▶ **Reading passage**:
┄┄┄┄┄┄┄┄┄┄

Abstract
The quality of life (QoL) of informal caregivers can be adversely affected by a number of factors. This issue, however, has not been well explored for carers of people with Parkinson's (PwP), with research largely restricted to the assessment of caregiver burden and caregiver strain. This study aims to determine the main influences on carer QoL in this population and consider results in the context of current clinical guidelines for the management of Parkinson's disease (PD). Carers completed the newly validated PDQ-Carer, and PwP completed the PDQ-39. The sample comprised 238 carers (mean age 68.20 years) and 238 PwP (mean age 71.64). Results suggest multiple influences on caregiver QoL. These include carer age, gender, health status, and duration of the caregiving role. PwP levels of mobility and cognitive impairment are also significant influences on carer QoL. Not only should practitioners and service providers be particularly aware of the heightened impact of PD on carers over time and as PwP symptoms deteriorate, but this should also be reflected in clinical guidelines for the management of PD.
1. Introduction
The savings to the United Kingdom (UK) government from the care provided by an estimated six million unpaid informal carers is substantial [1], with one estimate suggesting it may be as great as £119 billion annually [2]. The profile of such carers has been raised significantly in recent years as the pressures facing them are considerable; 77% report deterioration in health as a direct result of their caregiving role [3]. With an ageing population, such pressures are likely to increase, and it has been suggested that, by 2017, the demands on informal carers will be outweighed by what they can realistically provide [4]. Such a context highlights the importance of not only identifying the needs of carers, but also ensuring that these needs are reflected in guidance purporting to set the highest standards for healthcare and healthy living.

┄┄┄┄┄┄┄┄┄┄

▶ **Stored items**:
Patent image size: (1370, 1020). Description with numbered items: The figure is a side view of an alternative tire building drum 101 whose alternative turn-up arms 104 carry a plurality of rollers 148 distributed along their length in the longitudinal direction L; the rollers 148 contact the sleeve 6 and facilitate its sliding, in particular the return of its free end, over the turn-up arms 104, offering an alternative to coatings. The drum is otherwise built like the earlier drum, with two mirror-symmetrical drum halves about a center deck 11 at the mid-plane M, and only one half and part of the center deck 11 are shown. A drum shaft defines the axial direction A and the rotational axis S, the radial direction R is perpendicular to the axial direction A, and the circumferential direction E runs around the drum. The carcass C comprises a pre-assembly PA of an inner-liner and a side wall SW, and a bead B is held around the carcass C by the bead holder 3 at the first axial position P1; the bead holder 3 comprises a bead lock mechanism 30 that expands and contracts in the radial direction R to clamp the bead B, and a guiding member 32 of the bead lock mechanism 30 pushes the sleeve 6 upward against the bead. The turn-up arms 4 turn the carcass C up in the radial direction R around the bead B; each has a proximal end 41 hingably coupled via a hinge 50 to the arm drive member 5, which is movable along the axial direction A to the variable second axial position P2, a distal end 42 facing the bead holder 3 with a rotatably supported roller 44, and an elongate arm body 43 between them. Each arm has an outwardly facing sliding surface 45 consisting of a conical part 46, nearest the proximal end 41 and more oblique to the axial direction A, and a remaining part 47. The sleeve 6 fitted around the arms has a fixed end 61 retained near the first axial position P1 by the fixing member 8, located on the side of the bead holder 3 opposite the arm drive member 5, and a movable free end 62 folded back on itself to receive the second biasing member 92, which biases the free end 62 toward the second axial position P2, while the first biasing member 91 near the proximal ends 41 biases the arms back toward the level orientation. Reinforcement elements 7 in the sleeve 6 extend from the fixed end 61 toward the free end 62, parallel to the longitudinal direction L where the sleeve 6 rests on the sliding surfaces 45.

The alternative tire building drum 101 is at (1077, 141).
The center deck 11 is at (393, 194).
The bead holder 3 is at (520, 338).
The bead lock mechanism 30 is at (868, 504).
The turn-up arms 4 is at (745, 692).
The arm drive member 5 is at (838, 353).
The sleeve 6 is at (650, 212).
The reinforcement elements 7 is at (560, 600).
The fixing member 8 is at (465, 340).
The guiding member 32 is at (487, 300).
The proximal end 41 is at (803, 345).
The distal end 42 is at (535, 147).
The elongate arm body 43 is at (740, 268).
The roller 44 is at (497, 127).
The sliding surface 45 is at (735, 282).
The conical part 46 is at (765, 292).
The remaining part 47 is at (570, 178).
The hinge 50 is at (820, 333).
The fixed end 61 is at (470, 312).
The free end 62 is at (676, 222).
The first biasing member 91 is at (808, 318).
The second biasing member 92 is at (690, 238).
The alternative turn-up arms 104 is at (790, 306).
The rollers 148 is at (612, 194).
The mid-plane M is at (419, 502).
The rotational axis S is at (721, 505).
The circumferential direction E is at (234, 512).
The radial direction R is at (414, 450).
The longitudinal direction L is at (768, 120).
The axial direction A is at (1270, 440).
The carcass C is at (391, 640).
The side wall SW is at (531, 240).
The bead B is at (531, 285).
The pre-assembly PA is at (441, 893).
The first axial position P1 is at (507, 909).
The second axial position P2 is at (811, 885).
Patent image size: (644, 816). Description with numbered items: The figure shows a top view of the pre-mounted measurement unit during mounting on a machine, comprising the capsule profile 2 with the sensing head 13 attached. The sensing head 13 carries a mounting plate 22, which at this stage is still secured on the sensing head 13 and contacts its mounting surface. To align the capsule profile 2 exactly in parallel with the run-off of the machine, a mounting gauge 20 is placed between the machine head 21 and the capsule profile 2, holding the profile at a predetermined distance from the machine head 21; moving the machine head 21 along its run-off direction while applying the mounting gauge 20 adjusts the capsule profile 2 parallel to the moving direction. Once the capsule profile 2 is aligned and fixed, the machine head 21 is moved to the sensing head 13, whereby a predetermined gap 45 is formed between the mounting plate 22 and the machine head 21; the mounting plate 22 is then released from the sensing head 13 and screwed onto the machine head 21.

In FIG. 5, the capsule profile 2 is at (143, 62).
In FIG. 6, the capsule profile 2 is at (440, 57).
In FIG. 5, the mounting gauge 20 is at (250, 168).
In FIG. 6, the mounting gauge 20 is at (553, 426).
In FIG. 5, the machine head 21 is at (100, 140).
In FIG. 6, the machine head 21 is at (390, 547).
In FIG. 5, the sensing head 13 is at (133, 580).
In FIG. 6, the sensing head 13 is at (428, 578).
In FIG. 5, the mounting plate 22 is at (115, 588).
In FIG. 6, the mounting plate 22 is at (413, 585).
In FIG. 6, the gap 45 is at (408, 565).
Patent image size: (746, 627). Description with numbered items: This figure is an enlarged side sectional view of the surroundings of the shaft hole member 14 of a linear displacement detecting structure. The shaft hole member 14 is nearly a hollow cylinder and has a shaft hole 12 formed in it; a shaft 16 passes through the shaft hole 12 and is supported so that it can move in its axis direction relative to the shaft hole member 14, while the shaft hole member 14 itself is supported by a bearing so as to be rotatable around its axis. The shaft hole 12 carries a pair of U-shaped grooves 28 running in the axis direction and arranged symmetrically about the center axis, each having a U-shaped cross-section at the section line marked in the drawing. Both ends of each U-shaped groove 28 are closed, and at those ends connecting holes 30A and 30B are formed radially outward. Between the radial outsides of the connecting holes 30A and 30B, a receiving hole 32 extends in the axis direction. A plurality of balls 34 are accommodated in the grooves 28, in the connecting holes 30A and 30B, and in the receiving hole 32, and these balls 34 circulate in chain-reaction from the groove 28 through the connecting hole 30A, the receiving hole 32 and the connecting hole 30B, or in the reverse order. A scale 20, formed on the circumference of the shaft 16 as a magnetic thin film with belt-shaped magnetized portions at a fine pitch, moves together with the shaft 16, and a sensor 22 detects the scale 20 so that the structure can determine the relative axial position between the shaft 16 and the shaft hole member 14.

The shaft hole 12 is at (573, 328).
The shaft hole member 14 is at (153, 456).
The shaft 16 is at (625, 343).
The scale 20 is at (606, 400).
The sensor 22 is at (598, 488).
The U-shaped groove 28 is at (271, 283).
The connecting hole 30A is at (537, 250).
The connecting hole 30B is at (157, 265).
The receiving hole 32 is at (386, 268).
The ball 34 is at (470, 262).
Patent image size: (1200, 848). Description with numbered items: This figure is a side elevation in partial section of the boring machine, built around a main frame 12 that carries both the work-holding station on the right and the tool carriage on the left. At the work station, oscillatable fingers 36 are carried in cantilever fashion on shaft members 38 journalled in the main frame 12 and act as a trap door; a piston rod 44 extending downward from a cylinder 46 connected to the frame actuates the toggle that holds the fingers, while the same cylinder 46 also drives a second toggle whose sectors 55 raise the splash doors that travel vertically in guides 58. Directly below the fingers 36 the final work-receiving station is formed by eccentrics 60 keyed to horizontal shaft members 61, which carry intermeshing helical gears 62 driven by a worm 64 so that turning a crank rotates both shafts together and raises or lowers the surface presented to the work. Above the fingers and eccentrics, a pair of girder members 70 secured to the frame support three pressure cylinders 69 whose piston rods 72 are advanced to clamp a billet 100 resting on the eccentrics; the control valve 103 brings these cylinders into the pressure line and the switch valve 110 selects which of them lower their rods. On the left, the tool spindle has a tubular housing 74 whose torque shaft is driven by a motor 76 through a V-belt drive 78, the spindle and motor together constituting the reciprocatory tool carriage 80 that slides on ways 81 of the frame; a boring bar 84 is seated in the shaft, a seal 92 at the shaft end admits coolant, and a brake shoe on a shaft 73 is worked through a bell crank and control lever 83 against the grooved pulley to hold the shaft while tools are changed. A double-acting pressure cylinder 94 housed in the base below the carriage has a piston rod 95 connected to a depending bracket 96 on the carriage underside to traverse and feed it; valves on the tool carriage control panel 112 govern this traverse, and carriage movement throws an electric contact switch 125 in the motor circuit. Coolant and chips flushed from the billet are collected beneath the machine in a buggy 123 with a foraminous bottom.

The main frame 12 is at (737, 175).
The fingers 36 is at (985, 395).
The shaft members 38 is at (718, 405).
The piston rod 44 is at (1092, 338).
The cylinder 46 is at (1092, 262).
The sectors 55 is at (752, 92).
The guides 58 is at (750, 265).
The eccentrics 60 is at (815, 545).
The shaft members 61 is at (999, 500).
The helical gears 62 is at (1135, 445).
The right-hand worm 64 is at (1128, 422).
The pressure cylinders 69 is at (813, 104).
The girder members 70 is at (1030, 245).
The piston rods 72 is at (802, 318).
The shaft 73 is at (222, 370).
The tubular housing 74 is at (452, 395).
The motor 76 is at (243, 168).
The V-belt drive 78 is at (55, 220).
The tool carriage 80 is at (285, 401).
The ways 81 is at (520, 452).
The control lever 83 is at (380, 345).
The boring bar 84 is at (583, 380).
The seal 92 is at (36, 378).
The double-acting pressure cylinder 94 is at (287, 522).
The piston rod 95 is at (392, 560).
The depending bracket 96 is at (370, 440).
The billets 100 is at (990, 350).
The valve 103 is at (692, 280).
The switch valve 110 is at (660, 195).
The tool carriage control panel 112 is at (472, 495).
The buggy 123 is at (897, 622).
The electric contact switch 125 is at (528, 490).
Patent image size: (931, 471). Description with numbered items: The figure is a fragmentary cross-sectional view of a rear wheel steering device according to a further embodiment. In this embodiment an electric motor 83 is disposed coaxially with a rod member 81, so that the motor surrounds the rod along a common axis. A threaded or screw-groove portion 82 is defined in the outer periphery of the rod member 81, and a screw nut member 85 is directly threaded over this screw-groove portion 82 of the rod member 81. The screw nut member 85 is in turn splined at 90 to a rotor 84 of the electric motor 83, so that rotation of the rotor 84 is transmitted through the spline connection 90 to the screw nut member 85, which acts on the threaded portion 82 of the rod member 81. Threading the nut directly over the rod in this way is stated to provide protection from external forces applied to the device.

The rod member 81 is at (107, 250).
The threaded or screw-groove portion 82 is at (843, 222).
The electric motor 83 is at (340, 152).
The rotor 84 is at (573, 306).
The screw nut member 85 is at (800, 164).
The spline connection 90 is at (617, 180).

┄┄┄┄┄┄┄┄┄┄

▶ **Task list**:
a) Extract from the Parkinson's carer passage the stretch from "1. Introduction" through "and healthy living.".
b) Answer these questions using the Parkinson's carer passage:
(i) How many carers made up the sample?
(ii) What percentage of carers report a decline in health as a direct result of caregiving?
(iii) Which questionnaire did the people with Parkinson's fill out?
c) For each statement, say whether it agrees with the Parkinson's carer passage:
(i) The carers in the sample had a mean age of 71.64 years.
(ii) One estimate puts the UK government's yearly savings from informal care as high as £119 billion.
(iii) Research on people who care for someone with Parkinson's has mostly looked at caregiver burden and strain.

▶ **Answers for each item**:
a)
1. Introduction
The savings to the United Kingdom (UK) government from the care provided by an estimated six million unpaid informal carers is substantial [1], with one estimate suggesting it may be as great as £119 billion annually [2]. The profile of such carers has been raised significantly in recent years as the pressures facing them are considerable; 77% report deterioration in health as a direct result of their caregiving role [3]. With an ageing population, such pressures are likely to increase, and it has been suggested that, by 2017, the demands on informal carers will be outweighed by what they can realistically provide [4]. Such a context highlights the importance of not only identifying the needs of carers, but also ensuring that these needs are reflected in guidance purporting to set the highest standards for healthcare and healthy living.

b)
(i) 238
(ii) 77%
(iii) The PDQ-39

c)
(i) No: "238 carers (mean age 68.20 years)"
(ii) Yes: "one estimate suggesting it may be as great as £119 billion annually"
(iii) Yes: "research largely restricted to the assessment of caregiver burden and caregiver strain"